• _Direction_:
Transcribe every line of the records verbatim.

• _Given entries_:
· · · · · · ·

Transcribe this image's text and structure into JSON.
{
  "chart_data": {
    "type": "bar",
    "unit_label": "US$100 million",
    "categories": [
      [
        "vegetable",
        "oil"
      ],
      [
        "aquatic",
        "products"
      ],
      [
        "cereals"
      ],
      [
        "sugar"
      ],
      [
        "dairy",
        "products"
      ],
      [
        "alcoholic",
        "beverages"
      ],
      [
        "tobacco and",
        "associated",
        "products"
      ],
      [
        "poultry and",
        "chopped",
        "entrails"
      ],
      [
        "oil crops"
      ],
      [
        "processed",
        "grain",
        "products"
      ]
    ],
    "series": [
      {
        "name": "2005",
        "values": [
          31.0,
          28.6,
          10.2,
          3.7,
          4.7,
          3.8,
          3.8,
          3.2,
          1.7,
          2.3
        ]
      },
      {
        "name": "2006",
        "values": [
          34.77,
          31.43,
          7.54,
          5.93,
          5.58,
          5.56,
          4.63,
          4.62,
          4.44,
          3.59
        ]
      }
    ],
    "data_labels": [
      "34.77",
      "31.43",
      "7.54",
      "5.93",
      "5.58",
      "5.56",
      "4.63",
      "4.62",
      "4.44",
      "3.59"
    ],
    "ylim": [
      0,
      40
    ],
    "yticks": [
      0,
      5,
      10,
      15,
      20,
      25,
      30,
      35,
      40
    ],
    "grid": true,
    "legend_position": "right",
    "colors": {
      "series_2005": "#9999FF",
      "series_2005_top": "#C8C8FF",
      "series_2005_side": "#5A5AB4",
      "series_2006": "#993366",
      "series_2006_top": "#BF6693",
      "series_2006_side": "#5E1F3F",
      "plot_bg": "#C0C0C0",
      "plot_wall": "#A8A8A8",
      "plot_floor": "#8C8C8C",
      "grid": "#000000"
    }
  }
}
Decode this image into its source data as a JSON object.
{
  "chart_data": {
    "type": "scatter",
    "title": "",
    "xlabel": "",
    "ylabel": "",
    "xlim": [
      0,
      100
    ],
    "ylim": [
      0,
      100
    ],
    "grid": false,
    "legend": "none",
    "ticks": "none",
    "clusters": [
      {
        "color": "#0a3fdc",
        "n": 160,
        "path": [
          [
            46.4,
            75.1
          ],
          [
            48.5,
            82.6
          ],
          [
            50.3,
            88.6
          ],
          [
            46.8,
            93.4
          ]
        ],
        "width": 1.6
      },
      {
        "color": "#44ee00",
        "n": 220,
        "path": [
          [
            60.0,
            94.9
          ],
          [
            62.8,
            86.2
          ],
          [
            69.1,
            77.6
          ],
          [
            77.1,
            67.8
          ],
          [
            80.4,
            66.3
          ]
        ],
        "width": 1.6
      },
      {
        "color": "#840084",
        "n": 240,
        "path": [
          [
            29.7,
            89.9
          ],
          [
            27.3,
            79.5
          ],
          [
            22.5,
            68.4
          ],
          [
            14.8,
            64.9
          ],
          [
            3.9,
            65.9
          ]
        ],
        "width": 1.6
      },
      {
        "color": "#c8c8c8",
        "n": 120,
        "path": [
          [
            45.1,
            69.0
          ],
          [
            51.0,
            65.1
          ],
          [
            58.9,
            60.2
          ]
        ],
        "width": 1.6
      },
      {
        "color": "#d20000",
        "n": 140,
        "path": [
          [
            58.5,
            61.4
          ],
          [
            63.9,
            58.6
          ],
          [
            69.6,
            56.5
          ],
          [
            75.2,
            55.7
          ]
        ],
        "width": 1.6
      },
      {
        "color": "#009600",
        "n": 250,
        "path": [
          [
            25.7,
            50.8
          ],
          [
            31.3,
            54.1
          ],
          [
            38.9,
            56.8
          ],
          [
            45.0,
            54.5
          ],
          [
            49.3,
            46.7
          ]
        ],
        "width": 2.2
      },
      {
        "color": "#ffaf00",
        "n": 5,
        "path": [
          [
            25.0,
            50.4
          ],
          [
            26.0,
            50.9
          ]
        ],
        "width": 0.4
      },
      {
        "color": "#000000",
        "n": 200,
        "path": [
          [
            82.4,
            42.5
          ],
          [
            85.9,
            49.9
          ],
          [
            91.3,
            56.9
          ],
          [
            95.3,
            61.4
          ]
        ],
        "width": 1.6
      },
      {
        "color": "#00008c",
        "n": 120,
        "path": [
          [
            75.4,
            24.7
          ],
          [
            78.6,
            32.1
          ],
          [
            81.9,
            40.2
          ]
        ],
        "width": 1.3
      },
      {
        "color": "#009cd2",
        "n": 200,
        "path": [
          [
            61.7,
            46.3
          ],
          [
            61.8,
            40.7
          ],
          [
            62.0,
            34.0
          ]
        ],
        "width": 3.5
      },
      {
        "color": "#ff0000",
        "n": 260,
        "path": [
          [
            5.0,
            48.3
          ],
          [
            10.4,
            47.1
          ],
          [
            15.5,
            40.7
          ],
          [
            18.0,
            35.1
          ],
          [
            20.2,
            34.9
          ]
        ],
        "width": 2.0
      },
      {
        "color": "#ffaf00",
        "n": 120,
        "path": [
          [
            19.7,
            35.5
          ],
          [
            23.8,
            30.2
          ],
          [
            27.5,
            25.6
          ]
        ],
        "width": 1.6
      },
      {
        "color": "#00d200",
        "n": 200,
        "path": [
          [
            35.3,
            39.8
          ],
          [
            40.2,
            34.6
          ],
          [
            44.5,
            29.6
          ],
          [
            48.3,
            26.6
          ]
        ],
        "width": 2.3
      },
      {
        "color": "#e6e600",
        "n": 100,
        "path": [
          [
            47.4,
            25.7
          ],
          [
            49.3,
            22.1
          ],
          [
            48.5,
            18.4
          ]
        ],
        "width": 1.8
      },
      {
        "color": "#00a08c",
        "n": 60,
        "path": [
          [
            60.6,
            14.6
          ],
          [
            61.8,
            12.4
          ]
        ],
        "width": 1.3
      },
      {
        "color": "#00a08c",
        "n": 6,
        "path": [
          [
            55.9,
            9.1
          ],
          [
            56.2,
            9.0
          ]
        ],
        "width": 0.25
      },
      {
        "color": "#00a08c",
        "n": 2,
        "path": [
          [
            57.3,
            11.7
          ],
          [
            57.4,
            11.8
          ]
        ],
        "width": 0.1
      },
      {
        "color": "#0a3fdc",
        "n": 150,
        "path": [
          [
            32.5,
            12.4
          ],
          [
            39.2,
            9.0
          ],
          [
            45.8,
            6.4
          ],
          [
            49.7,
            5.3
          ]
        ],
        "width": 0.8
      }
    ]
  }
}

· · · · · · ·

• _Finished exercise_:
Transcribe this image's text and structure into JSON.
{
  "chart_data": {
    "type": "bar",
    "unit_label": "US$100 million",
    "categories": [
      [
        "vegetable",
        "oil"
      ],
      [
        "aquatic",
        "products"
      ],
      [
        "cereals"
      ],
      [
        "sugar"
      ],
      [
        "dairy",
        "products"
      ],
      [
        "alcoholic",
        "beverages"
      ],
      [
        "tobacco and",
        "associated",
        "products"
      ],
      [
        "poultry and",
        "chopped",
        "entrails"
      ],
      [
        "oil crops"
      ],
      [
        "processed",
        "grain",
        "products"
      ]
    ],
    "series": [
      {
        "name": "2005",
        "values": [
          31.0,
          28.6,
          10.2,
          3.7,
          4.7,
          3.8,
          3.8,
          3.2,
          1.7,
          2.3
        ]
      },
      {
        "name": "2006",
        "values": [
          34.77,
          31.43,
          7.54,
          5.93,
          5.58,
          5.56,
          4.63,
          4.62,
          4.44,
          3.59
        ]
      }
    ],
    "data_labels": [
      "34.77",
      "31.43",
      "7.54",
      "5.93",
      "5.58",
      "5.56",
      "4.63",
      "4.62",
      "4.44",
      "3.59"
    ],
    "ylim": [
      0,
      40
    ],
    "yticks": [
      0,
      5,
      10,
      15,
      20,
      25,
      30,
      35,
      40
    ],
    "grid": true,
    "legend_position": "right",
    "colors": {
      "series_2005": "#9999FF",
      "series_2005_top": "#C8C8FF",
      "series_2005_side": "#5A5AB4",
      "series_2006": "#993366",
      "series_2006_top": "#BF6693",
      "series_2006_side": "#5E1F3F",
      "plot_bg": "#C0C0C0",
      "plot_wall": "#A8A8A8",
      "plot_floor": "#8C8C8C",
      "grid": "#000000"
    }
  }
}
Decode this image into its source data as a JSON object.
{
  "chart_data": {
    "type": "scatter",
    "title": "",
    "xlabel": "",
    "ylabel": "",
    "xlim": [
      0,
      100
    ],
    "ylim": [
      0,
      100
    ],
    "grid": false,
    "legend": "none",
    "ticks": "none",
    "clusters": [
      {
        "color": "#0a3fdc",
        "n": 160,
        "path": [
          [
            46.4,
            75.1
          ],
          [
            48.5,
            82.6
          ],
          [
            50.3,
            88.6
          ],
          [
            46.8,
            93.4
          ]
        ],
        "width": 1.6
      },
      {
        "color": "#44ee00",
        "n": 220,
        "path": [
          [
            60.0,
            94.9
          ],
          [
            62.8,
            86.2
          ],
          [
            69.1,
            77.6
          ],
          [
            77.1,
            67.8
          ],
          [
            80.4,
            66.3
          ]
        ],
        "width": 1.6
      },
      {
        "color": "#840084",
        "n": 240,
        "path": [
          [
            29.7,
            89.9
          ],
          [
            27.3,
            79.5
          ],
          [
            22.5,
            68.4
          ],
          [
            14.8,
            64.9
          ],
          [
            3.9,
            65.9
          ]
        ],
        "width": 1.6
      },
      {
        "color": "#c8c8c8",
        "n": 120,
        "path": [
          [
            45.1,
            69.0
          ],
          [
            51.0,
            65.1
          ],
          [
            58.9,
            60.2
          ]
        ],
        "width": 1.6
      },
      {
        "color": "#d20000",
        "n": 140,
        "path": [
          [
            58.5,
            61.4
          ],
          [
            63.9,
            58.6
          ],
          [
            69.6,
            56.5
          ],
          [
            75.2,
            55.7
          ]
        ],
        "width": 1.6
      },
      {
        "color": "#009600",
        "n": 250,
        "path": [
          [
            25.7,
            50.8
          ],
          [
            31.3,
            54.1
          ],
          [
            38.9,
            56.8
          ],
          [
            45.0,
            54.5
          ],
          [
            49.3,
            46.7
          ]
        ],
        "width": 2.2
      },
      {
        "color": "#ffaf00",
        "n": 5,
        "path": [
          [
            25.0,
            50.4
          ],
          [
            26.0,
            50.9
          ]
        ],
        "width": 0.4
      },
      {
        "color": "#000000",
        "n": 200,
        "path": [
          [
            82.4,
            42.5
          ],
          [
            85.9,
            49.9
          ],
          [
            91.3,
            56.9
          ],
          [
            95.3,
            61.4
          ]
        ],
        "width": 1.6
      },
      {
        "color": "#00008c",
        "n": 120,
        "path": [
          [
            75.4,
            24.7
          ],
          [
            78.6,
            32.1
          ],
          [
            81.9,
            40.2
          ]
        ],
        "width": 1.3
      },
      {
        "color": "#009cd2",
        "n": 200,
        "path": [
          [
            61.7,
            46.3
          ],
          [
            61.8,
            40.7
          ],
          [
            62.0,
            34.0
          ]
        ],
        "width": 3.5
      },
      {
        "color": "#ff0000",
        "n": 260,
        "path": [
          [
            5.0,
            48.3
          ],
          [
            10.4,
            47.1
          ],
          [
            15.5,
            40.7
          ],
          [
            18.0,
            35.1
          ],
          [
            20.2,
            34.9
          ]
        ],
        "width": 2.0
      },
      {
        "color": "#ffaf00",
        "n": 120,
        "path": [
          [
            19.7,
            35.5
          ],
          [
            23.8,
            30.2
          ],
          [
            27.5,
            25.6
          ]
        ],
        "width": 1.6
      },
      {
        "color": "#00d200",
        "n": 200,
        "path": [
          [
            35.3,
            39.8
          ],
          [
            40.2,
            34.6
          ],
          [
            44.5,
            29.6
          ],
          [
            48.3,
            26.6
          ]
        ],
        "width": 2.3
      },
      {
        "color": "#e6e600",
        "n": 100,
        "path": [
          [
            47.4,
            25.7
          ],
          [
            49.3,
            22.1
          ],
          [
            48.5,
            18.4
          ]
        ],
        "width": 1.8
      },
      {
        "color": "#00a08c",
        "n": 60,
        "path": [
          [
            60.6,
            14.6
          ],
          [
            61.8,
            12.4
          ]
        ],
        "width": 1.3
      },
      {
        "color": "#00a08c",
        "n": 6,
        "path": [
          [
            55.9,
            9.1
          ],
          [
            56.2,
            9.0
          ]
        ],
        "width": 0.25
      },
      {
        "color": "#00a08c",
        "n": 2,
        "path": [
          [
            57.3,
            11.7
          ],
          [
            57.4,
            11.8
          ]
        ],
        "width": 0.1
      },
      {
        "color": "#0a3fdc",
        "n": 150,
        "path": [
          [
            32.5,
            12.4
          ],
          [
            39.2,
            9.0
          ],
          [
            45.8,
            6.4
          ],
          [
            49.7,
            5.3
          ]
        ],
        "width": 0.8
      }
    ]
  }
}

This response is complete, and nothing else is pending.